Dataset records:
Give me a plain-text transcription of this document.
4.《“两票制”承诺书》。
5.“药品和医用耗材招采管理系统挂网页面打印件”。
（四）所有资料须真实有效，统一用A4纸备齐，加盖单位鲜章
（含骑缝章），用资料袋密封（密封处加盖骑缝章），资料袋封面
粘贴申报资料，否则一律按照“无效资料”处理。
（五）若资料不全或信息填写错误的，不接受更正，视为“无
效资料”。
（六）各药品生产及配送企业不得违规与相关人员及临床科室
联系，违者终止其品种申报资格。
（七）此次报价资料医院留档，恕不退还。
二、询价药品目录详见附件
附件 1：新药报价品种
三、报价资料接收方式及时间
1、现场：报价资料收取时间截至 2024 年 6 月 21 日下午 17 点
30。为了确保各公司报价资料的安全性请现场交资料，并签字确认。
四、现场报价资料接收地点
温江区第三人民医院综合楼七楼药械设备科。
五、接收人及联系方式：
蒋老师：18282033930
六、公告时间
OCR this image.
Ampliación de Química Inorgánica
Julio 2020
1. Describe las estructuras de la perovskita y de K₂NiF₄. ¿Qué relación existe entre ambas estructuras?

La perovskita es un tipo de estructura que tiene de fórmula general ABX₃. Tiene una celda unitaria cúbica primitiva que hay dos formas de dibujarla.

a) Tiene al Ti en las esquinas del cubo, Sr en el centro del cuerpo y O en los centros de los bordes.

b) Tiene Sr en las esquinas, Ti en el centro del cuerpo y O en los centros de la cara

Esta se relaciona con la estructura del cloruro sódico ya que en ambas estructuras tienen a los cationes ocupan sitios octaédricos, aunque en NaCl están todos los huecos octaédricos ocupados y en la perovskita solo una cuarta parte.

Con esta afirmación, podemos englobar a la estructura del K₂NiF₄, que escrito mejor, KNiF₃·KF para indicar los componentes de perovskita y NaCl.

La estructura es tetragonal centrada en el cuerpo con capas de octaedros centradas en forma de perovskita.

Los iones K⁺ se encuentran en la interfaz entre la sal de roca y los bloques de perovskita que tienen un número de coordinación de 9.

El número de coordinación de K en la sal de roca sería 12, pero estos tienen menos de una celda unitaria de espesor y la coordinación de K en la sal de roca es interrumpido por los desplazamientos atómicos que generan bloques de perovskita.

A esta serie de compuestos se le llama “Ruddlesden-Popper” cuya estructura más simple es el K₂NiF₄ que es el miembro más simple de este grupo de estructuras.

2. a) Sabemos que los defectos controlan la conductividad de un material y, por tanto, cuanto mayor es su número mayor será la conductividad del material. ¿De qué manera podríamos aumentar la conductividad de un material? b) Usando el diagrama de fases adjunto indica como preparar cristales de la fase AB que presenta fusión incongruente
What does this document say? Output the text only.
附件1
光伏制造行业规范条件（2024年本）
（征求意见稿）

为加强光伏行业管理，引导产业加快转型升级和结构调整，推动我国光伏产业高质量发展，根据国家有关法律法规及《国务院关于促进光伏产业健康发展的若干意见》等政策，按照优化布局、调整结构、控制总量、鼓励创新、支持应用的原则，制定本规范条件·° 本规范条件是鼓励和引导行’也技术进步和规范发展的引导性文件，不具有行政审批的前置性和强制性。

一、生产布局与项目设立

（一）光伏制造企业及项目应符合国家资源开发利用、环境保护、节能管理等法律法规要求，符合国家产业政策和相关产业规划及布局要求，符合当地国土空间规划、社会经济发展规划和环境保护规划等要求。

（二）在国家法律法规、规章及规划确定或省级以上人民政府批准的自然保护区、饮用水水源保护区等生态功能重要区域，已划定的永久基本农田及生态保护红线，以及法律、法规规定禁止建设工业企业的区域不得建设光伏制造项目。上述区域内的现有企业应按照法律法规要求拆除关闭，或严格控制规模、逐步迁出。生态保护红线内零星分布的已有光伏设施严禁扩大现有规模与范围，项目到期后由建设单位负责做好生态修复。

---

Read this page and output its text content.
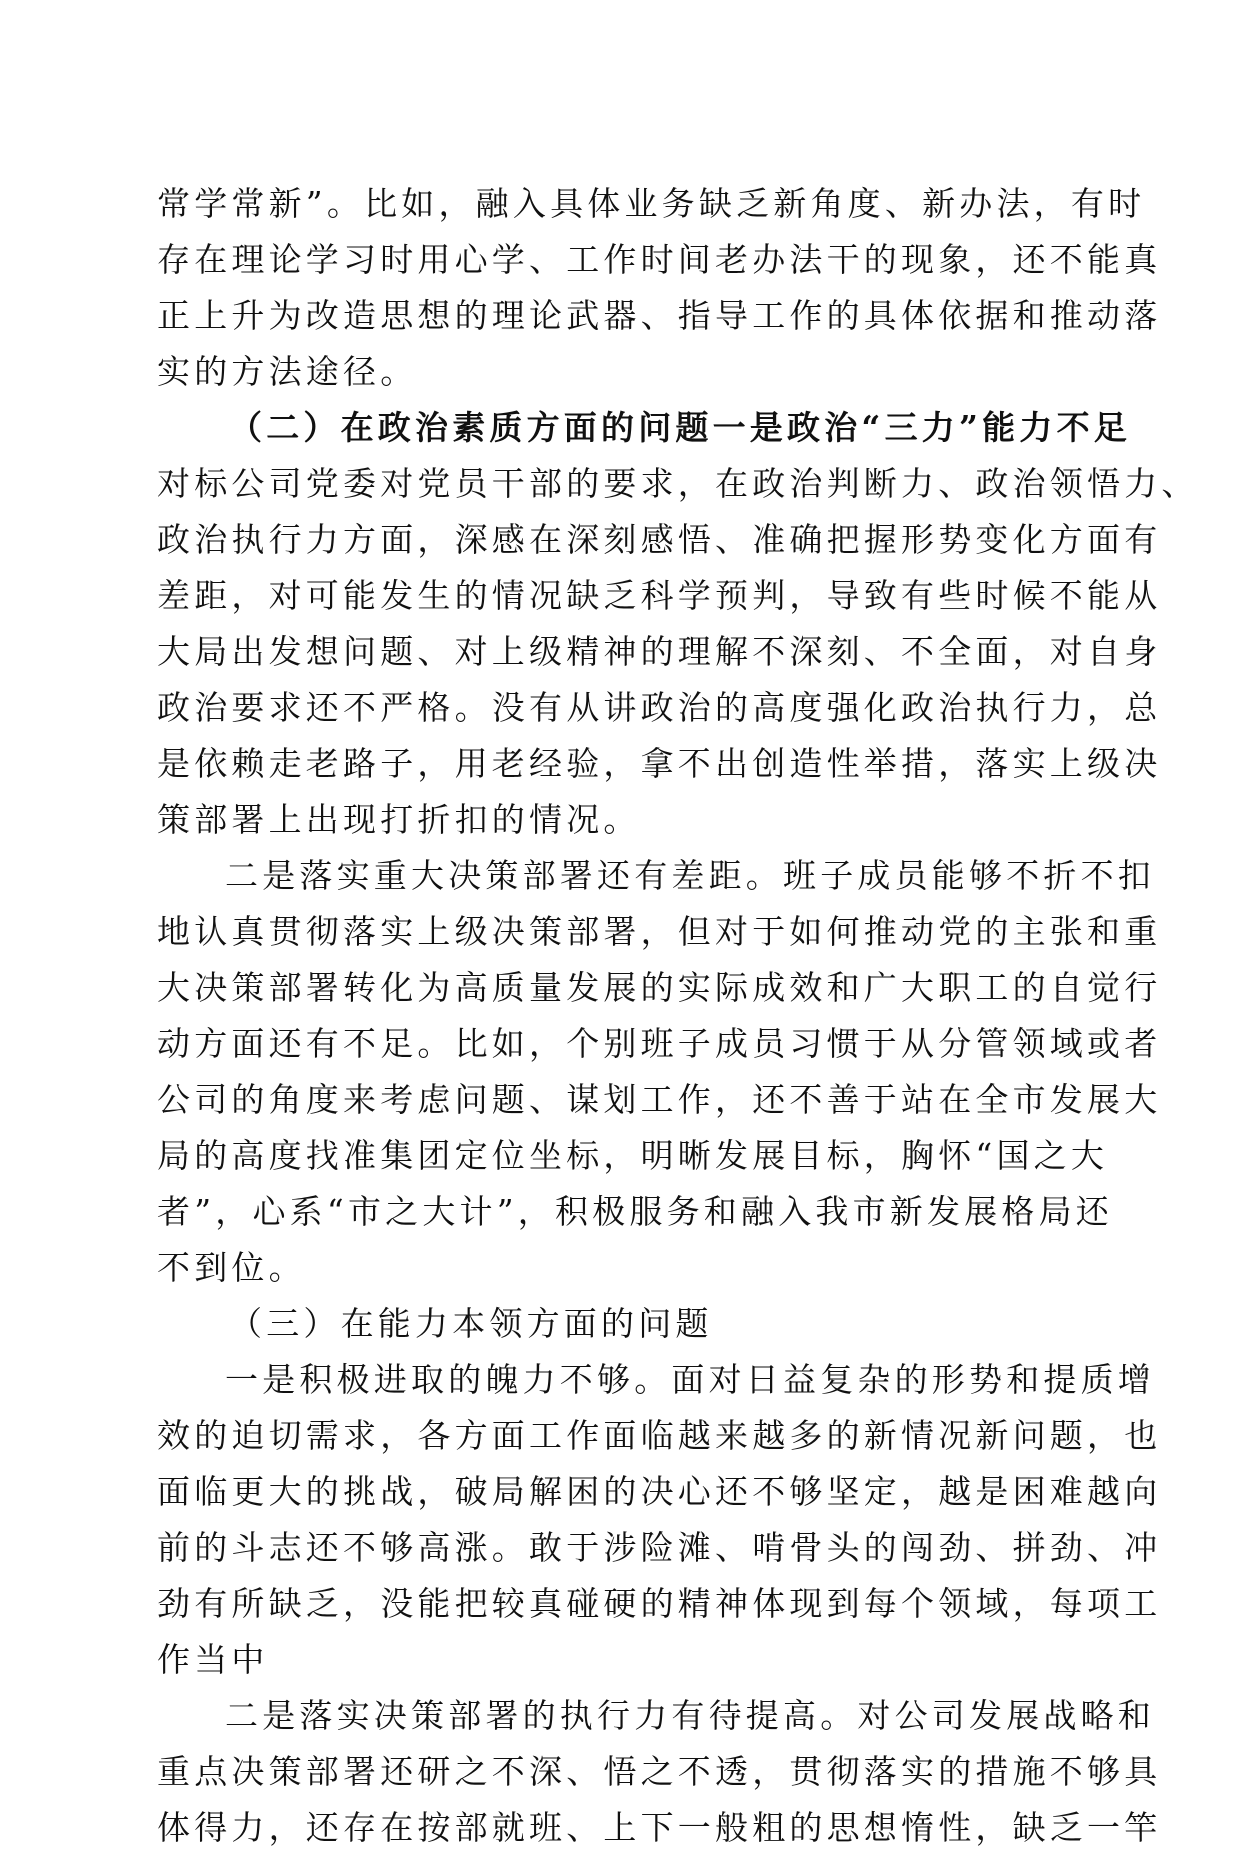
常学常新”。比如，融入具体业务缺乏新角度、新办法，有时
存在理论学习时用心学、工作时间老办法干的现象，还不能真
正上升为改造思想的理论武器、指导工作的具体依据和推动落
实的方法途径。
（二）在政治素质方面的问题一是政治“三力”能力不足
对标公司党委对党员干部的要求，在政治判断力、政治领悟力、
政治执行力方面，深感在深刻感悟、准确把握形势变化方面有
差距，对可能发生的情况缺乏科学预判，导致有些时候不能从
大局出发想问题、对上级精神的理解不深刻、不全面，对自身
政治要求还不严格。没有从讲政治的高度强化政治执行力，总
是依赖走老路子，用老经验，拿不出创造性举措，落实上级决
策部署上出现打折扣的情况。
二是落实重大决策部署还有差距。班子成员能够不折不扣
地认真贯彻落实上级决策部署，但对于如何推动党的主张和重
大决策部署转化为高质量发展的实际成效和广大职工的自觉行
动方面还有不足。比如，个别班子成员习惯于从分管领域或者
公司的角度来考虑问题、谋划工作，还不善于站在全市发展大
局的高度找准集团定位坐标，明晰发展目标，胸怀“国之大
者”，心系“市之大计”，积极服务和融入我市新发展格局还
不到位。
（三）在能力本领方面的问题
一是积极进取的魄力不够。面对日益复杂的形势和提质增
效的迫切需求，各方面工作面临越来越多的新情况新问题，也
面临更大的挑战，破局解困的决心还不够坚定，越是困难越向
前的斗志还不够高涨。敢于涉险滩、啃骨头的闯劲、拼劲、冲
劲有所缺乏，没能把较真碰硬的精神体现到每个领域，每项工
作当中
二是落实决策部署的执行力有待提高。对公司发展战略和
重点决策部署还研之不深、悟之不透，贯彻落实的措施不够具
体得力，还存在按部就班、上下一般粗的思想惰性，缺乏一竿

* * *

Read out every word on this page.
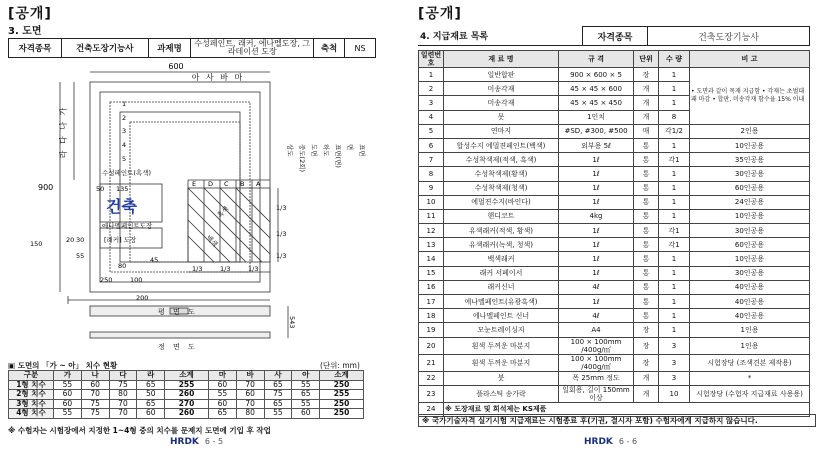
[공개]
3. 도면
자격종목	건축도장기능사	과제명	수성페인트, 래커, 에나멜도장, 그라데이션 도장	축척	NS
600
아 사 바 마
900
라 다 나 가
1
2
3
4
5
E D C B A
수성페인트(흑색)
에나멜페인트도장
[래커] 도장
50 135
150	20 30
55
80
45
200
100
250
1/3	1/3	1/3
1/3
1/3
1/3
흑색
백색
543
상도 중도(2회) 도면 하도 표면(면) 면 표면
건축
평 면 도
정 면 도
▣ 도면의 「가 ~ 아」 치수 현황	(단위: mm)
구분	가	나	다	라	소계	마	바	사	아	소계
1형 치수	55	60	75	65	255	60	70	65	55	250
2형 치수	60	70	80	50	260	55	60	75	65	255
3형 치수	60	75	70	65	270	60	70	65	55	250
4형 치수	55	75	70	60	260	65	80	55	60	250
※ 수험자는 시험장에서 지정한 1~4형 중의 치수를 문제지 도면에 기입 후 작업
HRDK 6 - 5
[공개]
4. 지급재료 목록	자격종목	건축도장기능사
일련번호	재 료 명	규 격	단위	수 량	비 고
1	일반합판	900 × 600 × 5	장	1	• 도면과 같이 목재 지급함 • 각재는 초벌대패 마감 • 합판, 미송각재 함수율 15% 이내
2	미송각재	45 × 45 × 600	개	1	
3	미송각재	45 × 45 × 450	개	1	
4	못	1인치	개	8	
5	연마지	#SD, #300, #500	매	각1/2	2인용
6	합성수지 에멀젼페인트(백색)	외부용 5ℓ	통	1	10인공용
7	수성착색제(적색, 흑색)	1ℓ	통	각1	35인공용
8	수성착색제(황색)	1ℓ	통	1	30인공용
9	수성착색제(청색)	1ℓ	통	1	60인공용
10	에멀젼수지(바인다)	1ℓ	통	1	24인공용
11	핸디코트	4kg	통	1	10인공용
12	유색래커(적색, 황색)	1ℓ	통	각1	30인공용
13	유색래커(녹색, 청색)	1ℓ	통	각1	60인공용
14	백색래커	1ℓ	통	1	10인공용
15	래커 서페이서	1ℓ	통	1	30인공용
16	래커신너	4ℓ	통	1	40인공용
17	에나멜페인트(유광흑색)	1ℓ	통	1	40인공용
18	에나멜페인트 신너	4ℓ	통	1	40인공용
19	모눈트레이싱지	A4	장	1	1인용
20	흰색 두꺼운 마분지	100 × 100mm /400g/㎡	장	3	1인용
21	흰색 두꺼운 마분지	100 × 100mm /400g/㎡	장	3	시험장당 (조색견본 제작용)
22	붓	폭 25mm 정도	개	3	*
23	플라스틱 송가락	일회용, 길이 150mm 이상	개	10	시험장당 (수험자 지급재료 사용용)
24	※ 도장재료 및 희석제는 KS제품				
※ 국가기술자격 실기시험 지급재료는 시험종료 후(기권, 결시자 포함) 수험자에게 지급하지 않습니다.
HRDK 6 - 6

■ WRITTEN REQUEST
Among the lines of the material above, how many include the string "text"? Report only that number.

■ RESPONSE
3